• Exercise goal
Reproduce every one of the lines below word for word, leaving out the pictures.

Stored data entries:
— Start —

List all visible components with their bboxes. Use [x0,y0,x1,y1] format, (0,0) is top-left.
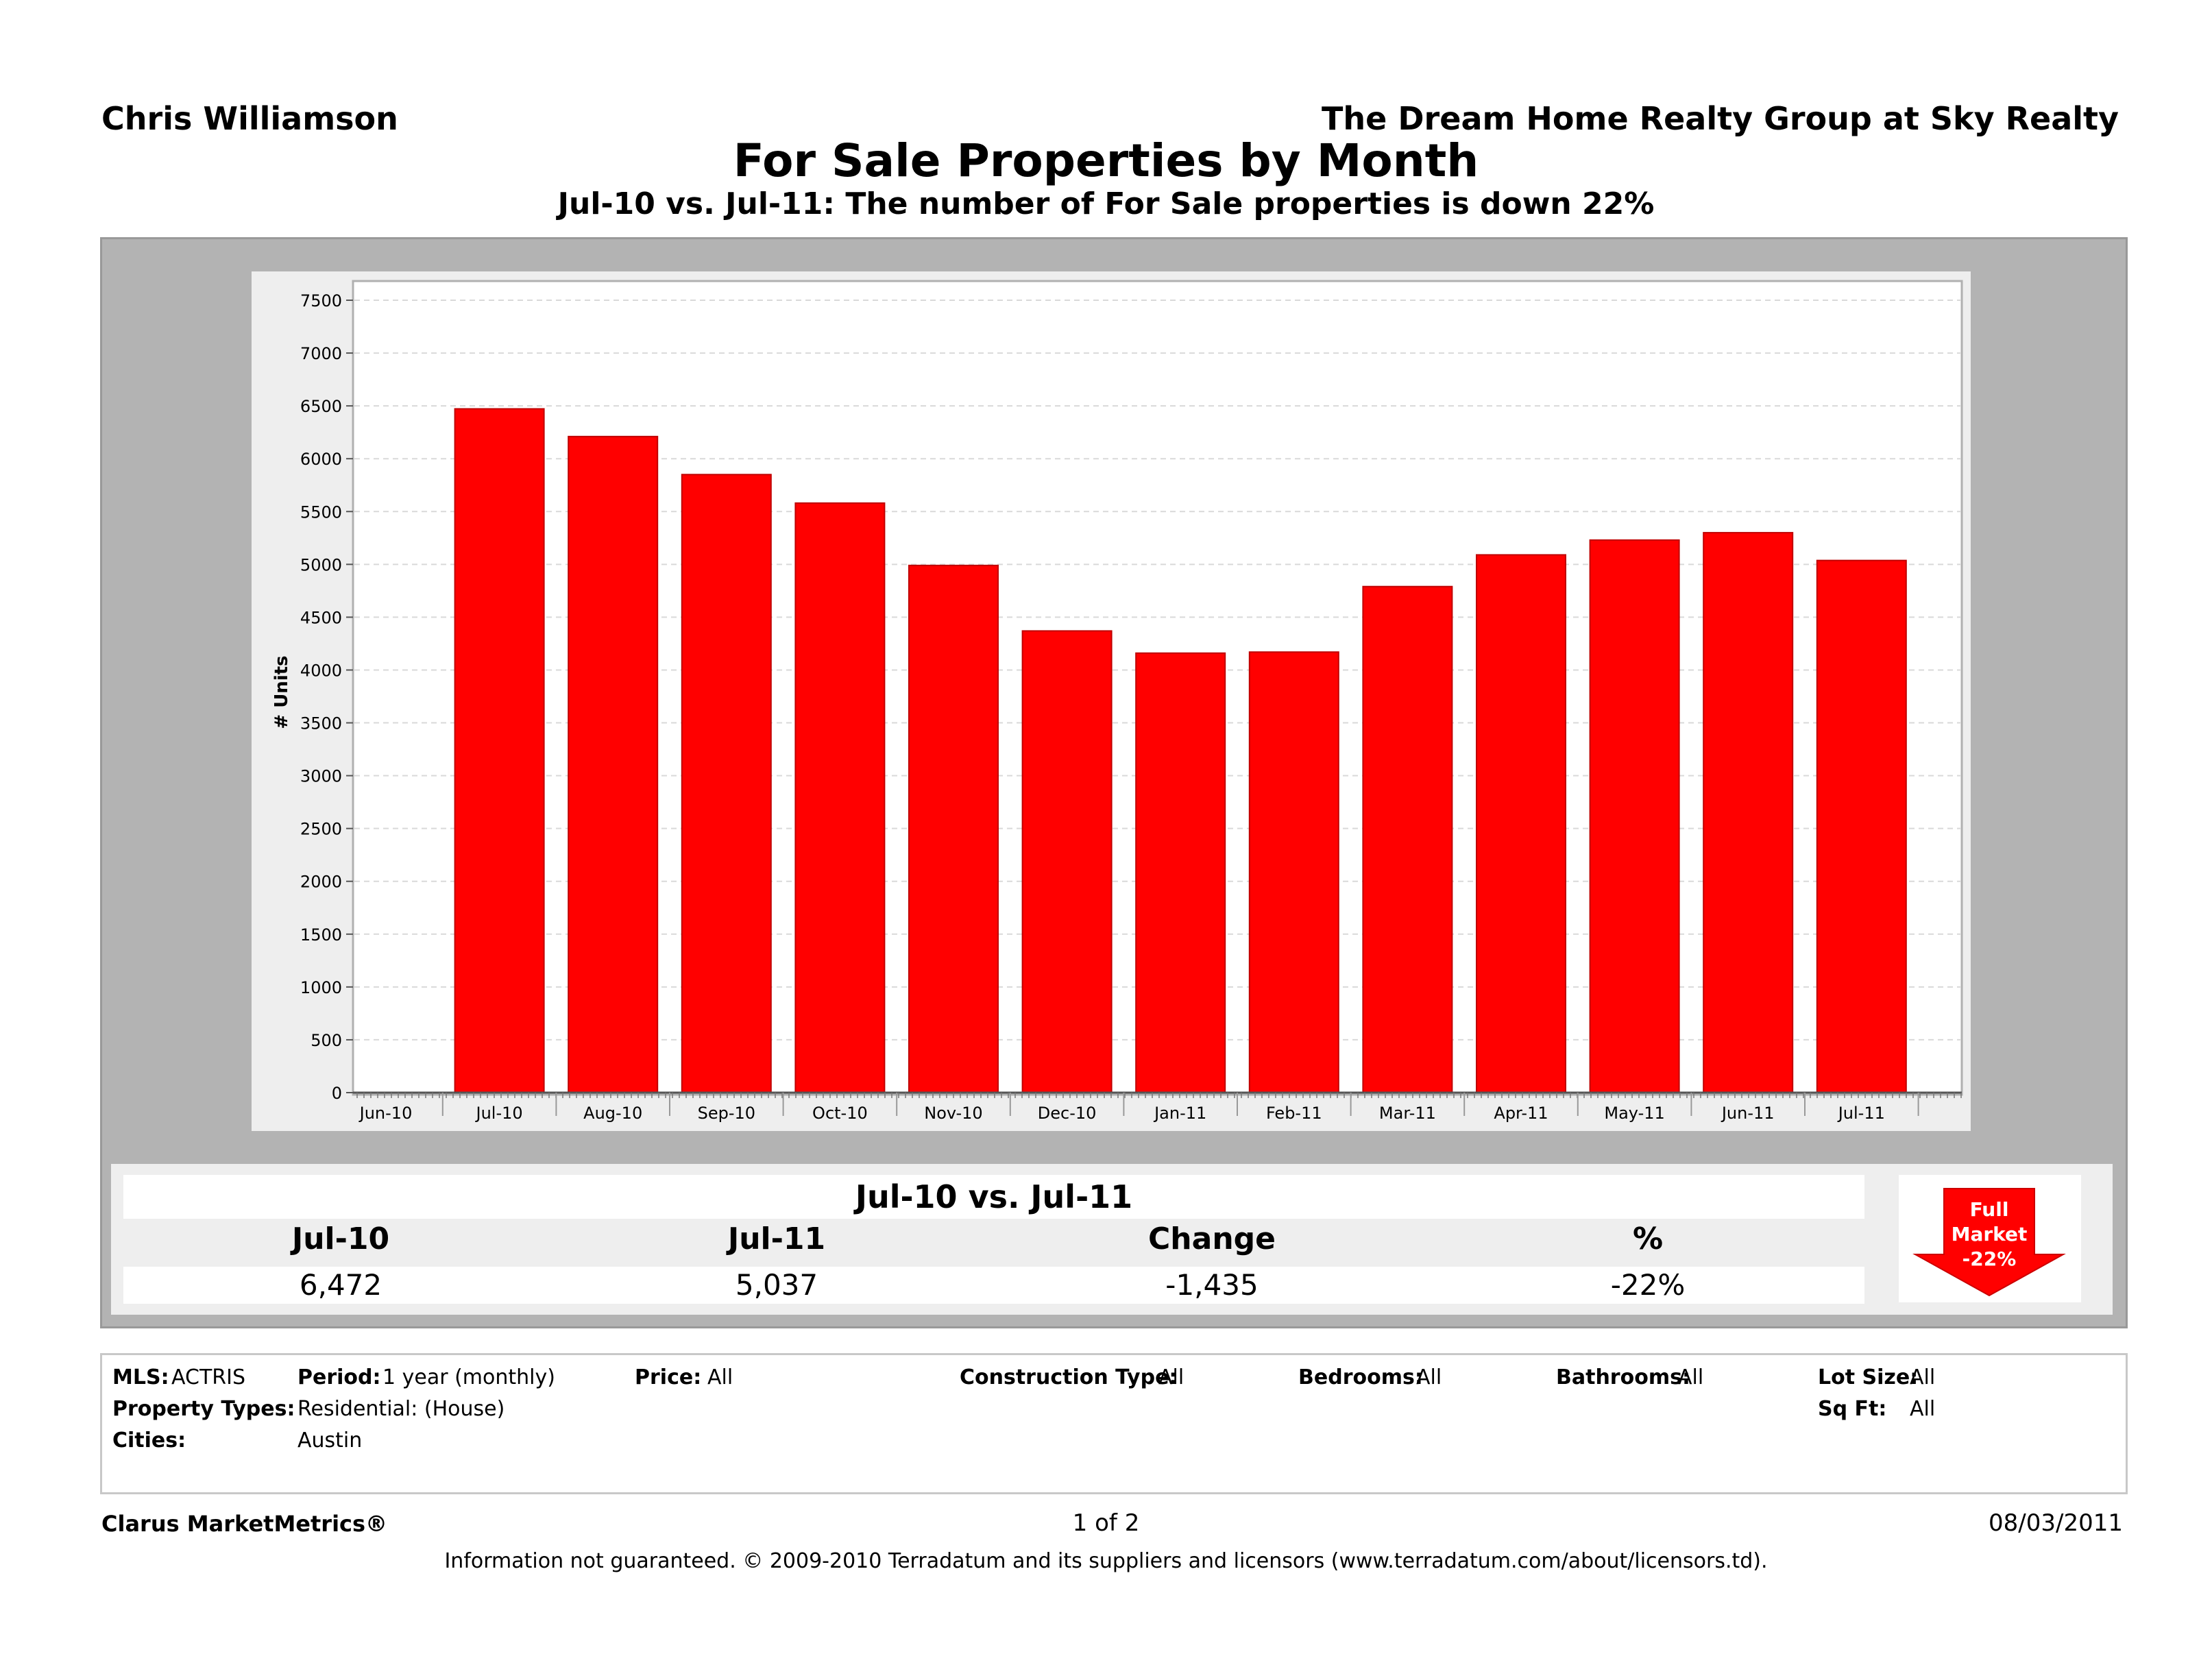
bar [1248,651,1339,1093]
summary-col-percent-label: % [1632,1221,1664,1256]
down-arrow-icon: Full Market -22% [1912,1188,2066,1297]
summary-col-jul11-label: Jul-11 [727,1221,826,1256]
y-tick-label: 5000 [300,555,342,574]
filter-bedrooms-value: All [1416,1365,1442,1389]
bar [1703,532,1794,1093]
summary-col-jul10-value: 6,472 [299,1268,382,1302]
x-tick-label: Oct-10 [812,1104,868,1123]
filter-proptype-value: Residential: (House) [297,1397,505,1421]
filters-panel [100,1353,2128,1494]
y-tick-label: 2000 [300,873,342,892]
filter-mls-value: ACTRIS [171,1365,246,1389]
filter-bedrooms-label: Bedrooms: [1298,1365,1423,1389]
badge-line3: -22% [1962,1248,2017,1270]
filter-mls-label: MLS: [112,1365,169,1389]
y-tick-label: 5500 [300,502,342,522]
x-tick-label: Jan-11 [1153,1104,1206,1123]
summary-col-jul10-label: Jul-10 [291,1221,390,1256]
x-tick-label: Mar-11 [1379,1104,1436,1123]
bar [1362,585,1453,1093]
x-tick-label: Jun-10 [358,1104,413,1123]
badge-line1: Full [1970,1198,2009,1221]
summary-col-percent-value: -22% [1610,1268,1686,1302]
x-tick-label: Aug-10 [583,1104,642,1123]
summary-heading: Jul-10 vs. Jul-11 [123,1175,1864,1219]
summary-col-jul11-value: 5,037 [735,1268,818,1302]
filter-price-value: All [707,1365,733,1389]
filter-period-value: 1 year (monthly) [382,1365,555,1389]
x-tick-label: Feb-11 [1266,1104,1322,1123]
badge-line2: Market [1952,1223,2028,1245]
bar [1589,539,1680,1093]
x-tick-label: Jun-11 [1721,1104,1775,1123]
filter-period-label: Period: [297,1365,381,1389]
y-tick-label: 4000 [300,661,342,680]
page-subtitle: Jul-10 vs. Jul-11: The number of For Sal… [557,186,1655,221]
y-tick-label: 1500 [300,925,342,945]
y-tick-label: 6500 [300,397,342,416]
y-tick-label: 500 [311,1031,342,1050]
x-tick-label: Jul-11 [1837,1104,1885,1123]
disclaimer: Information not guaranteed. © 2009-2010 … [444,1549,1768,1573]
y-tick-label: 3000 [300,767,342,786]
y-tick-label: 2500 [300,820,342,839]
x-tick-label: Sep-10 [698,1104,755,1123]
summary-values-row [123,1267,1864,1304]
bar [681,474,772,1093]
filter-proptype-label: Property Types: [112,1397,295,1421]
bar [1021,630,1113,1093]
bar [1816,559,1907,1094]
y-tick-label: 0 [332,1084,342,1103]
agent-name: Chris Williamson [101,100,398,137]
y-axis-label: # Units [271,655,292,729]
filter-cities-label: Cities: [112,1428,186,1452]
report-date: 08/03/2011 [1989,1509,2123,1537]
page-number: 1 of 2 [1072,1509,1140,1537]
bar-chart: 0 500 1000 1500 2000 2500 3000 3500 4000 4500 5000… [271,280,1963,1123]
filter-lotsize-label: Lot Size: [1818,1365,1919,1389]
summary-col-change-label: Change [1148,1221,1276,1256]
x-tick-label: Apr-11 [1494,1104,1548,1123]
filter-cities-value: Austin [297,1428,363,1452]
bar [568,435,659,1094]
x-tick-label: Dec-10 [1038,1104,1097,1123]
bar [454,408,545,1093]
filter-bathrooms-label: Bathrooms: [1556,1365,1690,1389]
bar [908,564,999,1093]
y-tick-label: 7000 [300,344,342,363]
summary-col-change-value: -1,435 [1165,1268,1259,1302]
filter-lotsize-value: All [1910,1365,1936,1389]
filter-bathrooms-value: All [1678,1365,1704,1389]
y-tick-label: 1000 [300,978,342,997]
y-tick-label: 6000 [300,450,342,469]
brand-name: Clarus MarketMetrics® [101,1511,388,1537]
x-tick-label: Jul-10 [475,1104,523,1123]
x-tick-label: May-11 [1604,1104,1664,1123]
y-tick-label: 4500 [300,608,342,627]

— End —

• Full response
List all visible components with their bboxes. Use [x0,y0,x1,y1] format, (0,0) is top-left.
bar [1248,651,1339,1093]
summary-col-percent-label: % [1632,1221,1664,1256]
down-arrow-icon: Full Market -22% [1912,1188,2066,1297]
summary-col-jul11-label: Jul-11 [727,1221,826,1256]
y-tick-label: 5000 [300,555,342,574]
filter-bedrooms-value: All [1416,1365,1442,1389]
bar [1703,532,1794,1093]
summary-col-jul10-value: 6,472 [299,1268,382,1302]
x-tick-label: Oct-10 [812,1104,868,1123]
filter-proptype-value: Residential: (House) [297,1397,505,1421]
filters-panel [100,1353,2128,1494]
y-tick-label: 2000 [300,873,342,892]
filter-mls-value: ACTRIS [171,1365,246,1389]
filter-bedrooms-label: Bedrooms: [1298,1365,1423,1389]
badge-line3: -22% [1962,1248,2017,1270]
filter-mls-label: MLS: [112,1365,169,1389]
y-tick-label: 5500 [300,502,342,522]
x-tick-label: Jan-11 [1153,1104,1206,1123]
summary-col-jul10-label: Jul-10 [291,1221,390,1256]
x-tick-label: Mar-11 [1379,1104,1436,1123]
bar [1362,585,1453,1093]
x-tick-label: Jun-10 [358,1104,413,1123]
badge-line1: Full [1970,1198,2009,1221]
summary-col-percent-value: -22% [1610,1268,1686,1302]
x-tick-label: Aug-10 [583,1104,642,1123]
summary-heading: Jul-10 vs. Jul-11 [123,1175,1864,1219]
summary-col-jul11-value: 5,037 [735,1268,818,1302]
filter-price-value: All [707,1365,733,1389]
filter-period-value: 1 year (monthly) [382,1365,555,1389]
x-tick-label: Feb-11 [1266,1104,1322,1123]
badge-line2: Market [1952,1223,2028,1245]
bar [1589,539,1680,1093]
x-tick-label: Jun-11 [1721,1104,1775,1123]
filter-period-label: Period: [297,1365,381,1389]
y-tick-label: 4000 [300,661,342,680]
page-subtitle: Jul-10 vs. Jul-11: The number of For Sal… [557,186,1655,221]
y-tick-label: 1500 [300,925,342,945]
y-tick-label: 6500 [300,397,342,416]
y-tick-label: 500 [311,1031,342,1050]
x-tick-label: Jul-11 [1837,1104,1885,1123]
disclaimer: Information not guaranteed. © 2009-2010 … [444,1549,1768,1573]
y-tick-label: 3000 [300,767,342,786]
y-tick-label: 2500 [300,820,342,839]
x-tick-label: Sep-10 [698,1104,755,1123]
summary-values-row [123,1267,1864,1304]
bar [681,474,772,1093]
filter-proptype-label: Property Types: [112,1397,295,1421]
bar [1021,630,1113,1093]
bar [1816,559,1907,1094]
y-tick-label: 0 [332,1084,342,1103]
agent-name: Chris Williamson [101,100,398,137]
y-axis-label: # Units [271,655,292,729]
filter-cities-label: Cities: [112,1428,186,1452]
report-date: 08/03/2011 [1989,1509,2123,1537]
page-number: 1 of 2 [1072,1509,1140,1537]
bar-chart: 0 500 1000 1500 2000 2500 3000 3500 4000 4500 5000… [271,280,1963,1123]
filter-lotsize-label: Lot Size: [1818,1365,1919,1389]
summary-col-change-label: Change [1148,1221,1276,1256]
x-tick-label: Apr-11 [1494,1104,1548,1123]
filter-cities-value: Austin [297,1428,363,1452]
bar [568,435,659,1094]
x-tick-label: Dec-10 [1038,1104,1097,1123]
bar [454,408,545,1093]
filter-bathrooms-label: Bathrooms: [1556,1365,1690,1389]
bar [908,564,999,1093]
y-tick-label: 7000 [300,344,342,363]
summary-col-change-value: -1,435 [1165,1268,1259,1302]
filter-lotsize-value: All [1910,1365,1936,1389]
filter-bathrooms-value: All [1678,1365,1704,1389]
y-tick-label: 1000 [300,978,342,997]
y-tick-label: 6000 [300,450,342,469]
brand-name: Clarus MarketMetrics® [101,1511,388,1537]
x-tick-label: Jul-10 [475,1104,523,1123]
x-tick-label: May-11 [1604,1104,1664,1123]
y-tick-label: 4500 [300,608,342,627]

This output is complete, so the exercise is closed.